__AIM__.
Exactly repeat the material, dropping only the pictures.

__AVAILABLE DATA__.
:::::
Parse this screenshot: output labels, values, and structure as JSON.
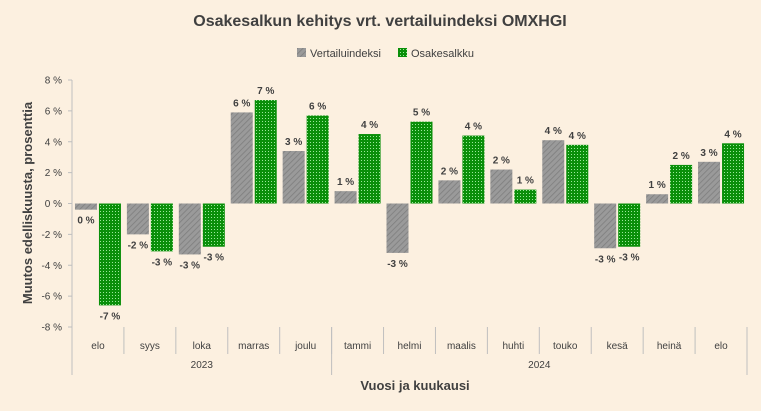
{
  "chart_data": {
    "type": "bar",
    "title": "Osakesalkun kehitys vrt. vertailuindeksi OMXHGI",
    "xlabel": "Vuosi ja kuukausi",
    "ylabel": "Muutos edelliskuusta, prosenttia",
    "ylim": [
      -8,
      8
    ],
    "yticks": [
      8,
      6,
      4,
      2,
      0,
      -2,
      -4,
      -6,
      -8
    ],
    "ytick_labels": [
      "8 %",
      "6 %",
      "4 %",
      "2 %",
      "0 %",
      "-2 %",
      "-4 %",
      "-6 %",
      "-8 %"
    ],
    "categories": [
      "elo",
      "syys",
      "loka",
      "marras",
      "joulu",
      "tammi",
      "helmi",
      "maalis",
      "huhti",
      "touko",
      "kesä",
      "heinä",
      "elo"
    ],
    "year_groups": [
      {
        "label": "2023",
        "count": 5
      },
      {
        "label": "2024",
        "count": 8
      }
    ],
    "legend_position": "top-center",
    "series": [
      {
        "name": "Vertailuindeksi",
        "color": "#969696",
        "pattern": "diagonal-hatch",
        "values": [
          -0.4,
          -2.0,
          -3.3,
          5.9,
          3.4,
          0.8,
          -3.2,
          1.5,
          2.2,
          4.1,
          -2.9,
          0.6,
          2.7
        ],
        "labels": [
          "0 %",
          "-2 %",
          "-3 %",
          "6 %",
          "3 %",
          "1 %",
          "-3 %",
          "2 %",
          "2 %",
          "4 %",
          "-3 %",
          "1 %",
          "3 %"
        ]
      },
      {
        "name": "Osakesalkku",
        "color": "#0a9a0a",
        "pattern": "dots",
        "values": [
          -6.6,
          -3.1,
          -2.8,
          6.7,
          5.7,
          4.5,
          5.3,
          4.4,
          0.9,
          3.8,
          -2.8,
          2.5,
          3.9
        ],
        "labels": [
          "-7 %",
          "-3 %",
          "-3 %",
          "7 %",
          "6 %",
          "4 %",
          "5 %",
          "4 %",
          "1 %",
          "4 %",
          "-3 %",
          "2 %",
          "4 %"
        ]
      }
    ]
  }
}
:::::
__COMPLETE RESPONSE__.
Parse this screenshot: output labels, values, and structure as JSON.
{
  "chart_data": {
    "type": "bar",
    "title": "Osakesalkun kehitys vrt. vertailuindeksi OMXHGI",
    "xlabel": "Vuosi ja kuukausi",
    "ylabel": "Muutos edelliskuusta, prosenttia",
    "ylim": [
      -8,
      8
    ],
    "yticks": [
      8,
      6,
      4,
      2,
      0,
      -2,
      -4,
      -6,
      -8
    ],
    "ytick_labels": [
      "8 %",
      "6 %",
      "4 %",
      "2 %",
      "0 %",
      "-2 %",
      "-4 %",
      "-6 %",
      "-8 %"
    ],
    "categories": [
      "elo",
      "syys",
      "loka",
      "marras",
      "joulu",
      "tammi",
      "helmi",
      "maalis",
      "huhti",
      "touko",
      "kesä",
      "heinä",
      "elo"
    ],
    "year_groups": [
      {
        "label": "2023",
        "count": 5
      },
      {
        "label": "2024",
        "count": 8
      }
    ],
    "legend_position": "top-center",
    "series": [
      {
        "name": "Vertailuindeksi",
        "color": "#969696",
        "pattern": "diagonal-hatch",
        "values": [
          -0.4,
          -2.0,
          -3.3,
          5.9,
          3.4,
          0.8,
          -3.2,
          1.5,
          2.2,
          4.1,
          -2.9,
          0.6,
          2.7
        ],
        "labels": [
          "0 %",
          "-2 %",
          "-3 %",
          "6 %",
          "3 %",
          "1 %",
          "-3 %",
          "2 %",
          "2 %",
          "4 %",
          "-3 %",
          "1 %",
          "3 %"
        ]
      },
      {
        "name": "Osakesalkku",
        "color": "#0a9a0a",
        "pattern": "dots",
        "values": [
          -6.6,
          -3.1,
          -2.8,
          6.7,
          5.7,
          4.5,
          5.3,
          4.4,
          0.9,
          3.8,
          -2.8,
          2.5,
          3.9
        ],
        "labels": [
          "-7 %",
          "-3 %",
          "-3 %",
          "7 %",
          "6 %",
          "4 %",
          "5 %",
          "4 %",
          "1 %",
          "4 %",
          "-3 %",
          "2 %",
          "4 %"
        ]
      }
    ]
  }
}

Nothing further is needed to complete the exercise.